### Work to complete
a) According to the bootstrap correlation excerpt, what do the red lines in the graph indicate?
b) Reproduce the part of the bootstrap correlation excerpt from "The graph is" to "of the data.".

### Excerpt to read
You can graph the bootstrap distribution for each pair of variables by using the SGPANEL procedure. The following statements create a basic panel:

proc sgpanel data=BootLong; panelby Label; histogram Corr; run;

However, a goal of this analysis is to compare the Fisher confidence intervals (CIs) to the bootstrap distribution of the correlation estimates. Therefore, it would be nice to overlay the original correlation estimates and Fisher intervals on the histograms of the bootstrap distributions. To do that, you can concatenate the BootLong and the FisherCorr data sets, as follows:

/* STEP 4: Analyze the bootstrap distribution */ /* overlay the original sample estimates and the Fisher confidence intervals */ data BootLongCI; set BootLong FisherCorr(rename=(Var=Var1 WithVar=Var2 Corr=Estimate)); label Corr="Correlation Estimate"; run;   title "Bootstrap Correlation Estimates (B=&NumSamples)"; title2 "Overlay Fisher Confidence Intervals"; proc sgpanel data=BootLongCI; panelby Label / novarname; histogram Corr; refline Estimate / axis=X lineattrs=(color=red); refline LCL / axis=X ; refline UCL / axis=X ; run;

The graph is shown at the top of this article. In the graph, the red lines indicate the original estimates of correlation from the data. The gray vertical lines show the Fisher CIs for the data. The histograms show the distribution of the correlation estimates on 10,000 bootstrap re-samples of the data.

Visually, it looks like the Fisher confidence intervals do a good job of estimating the variation in the correlation estimates. It looks like most of the bootstrap estimates are contained in the 95% CIs.

Data lines
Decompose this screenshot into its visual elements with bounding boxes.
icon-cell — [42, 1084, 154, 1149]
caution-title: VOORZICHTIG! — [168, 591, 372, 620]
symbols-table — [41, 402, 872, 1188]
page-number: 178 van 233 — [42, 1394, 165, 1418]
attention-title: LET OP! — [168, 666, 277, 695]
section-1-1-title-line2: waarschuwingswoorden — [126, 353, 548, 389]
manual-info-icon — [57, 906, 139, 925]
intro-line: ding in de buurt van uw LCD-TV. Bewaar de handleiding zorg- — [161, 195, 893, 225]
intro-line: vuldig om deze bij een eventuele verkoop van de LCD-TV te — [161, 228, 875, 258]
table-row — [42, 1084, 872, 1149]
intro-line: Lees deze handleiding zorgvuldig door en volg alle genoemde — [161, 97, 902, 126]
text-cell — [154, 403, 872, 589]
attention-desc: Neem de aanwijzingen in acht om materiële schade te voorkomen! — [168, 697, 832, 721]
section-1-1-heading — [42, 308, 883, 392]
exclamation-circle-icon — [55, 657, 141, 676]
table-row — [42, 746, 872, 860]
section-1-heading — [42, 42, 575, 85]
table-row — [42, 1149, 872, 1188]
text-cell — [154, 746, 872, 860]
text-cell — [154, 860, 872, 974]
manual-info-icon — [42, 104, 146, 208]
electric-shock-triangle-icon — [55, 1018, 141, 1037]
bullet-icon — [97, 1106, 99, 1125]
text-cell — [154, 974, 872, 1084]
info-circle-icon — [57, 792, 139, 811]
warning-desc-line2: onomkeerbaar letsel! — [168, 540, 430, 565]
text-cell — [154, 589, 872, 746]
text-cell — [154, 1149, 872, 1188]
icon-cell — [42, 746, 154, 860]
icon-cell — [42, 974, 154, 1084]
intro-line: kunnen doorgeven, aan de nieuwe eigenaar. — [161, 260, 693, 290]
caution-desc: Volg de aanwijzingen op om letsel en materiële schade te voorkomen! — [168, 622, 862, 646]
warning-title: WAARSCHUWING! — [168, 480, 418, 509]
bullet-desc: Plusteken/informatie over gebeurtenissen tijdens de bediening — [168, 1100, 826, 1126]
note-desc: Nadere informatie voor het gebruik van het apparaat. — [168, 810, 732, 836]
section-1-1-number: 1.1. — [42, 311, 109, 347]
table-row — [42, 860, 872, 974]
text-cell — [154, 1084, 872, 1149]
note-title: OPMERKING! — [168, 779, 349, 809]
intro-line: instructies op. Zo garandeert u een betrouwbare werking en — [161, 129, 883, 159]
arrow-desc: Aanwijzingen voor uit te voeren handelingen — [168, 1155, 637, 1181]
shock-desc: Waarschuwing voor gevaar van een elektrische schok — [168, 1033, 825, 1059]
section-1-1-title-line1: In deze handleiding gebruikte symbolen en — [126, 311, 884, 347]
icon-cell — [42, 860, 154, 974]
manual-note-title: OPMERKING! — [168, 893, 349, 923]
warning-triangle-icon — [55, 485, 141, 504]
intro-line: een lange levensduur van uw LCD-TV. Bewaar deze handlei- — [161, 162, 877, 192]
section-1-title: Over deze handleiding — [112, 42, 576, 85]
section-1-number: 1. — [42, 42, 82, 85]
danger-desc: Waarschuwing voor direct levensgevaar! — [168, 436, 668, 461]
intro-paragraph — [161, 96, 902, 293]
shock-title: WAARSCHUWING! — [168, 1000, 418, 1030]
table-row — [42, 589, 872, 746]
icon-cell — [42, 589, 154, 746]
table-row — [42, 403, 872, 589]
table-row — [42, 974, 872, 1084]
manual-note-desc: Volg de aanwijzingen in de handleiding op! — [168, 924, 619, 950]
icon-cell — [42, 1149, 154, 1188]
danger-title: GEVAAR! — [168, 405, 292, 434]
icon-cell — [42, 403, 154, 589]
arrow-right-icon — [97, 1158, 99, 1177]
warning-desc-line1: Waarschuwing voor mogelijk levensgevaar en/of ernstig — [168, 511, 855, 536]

### Outputs
a) The original estimates of correlation from the data.

b)
The graph is shown at the top of this article. In the graph, the red lines indicate the original estimates of correlation from the data. The gray vertical lines show the Fisher CIs for the data. The histograms show the distribution of the correlation estimates on 10,000 bootstrap re-samples of the data.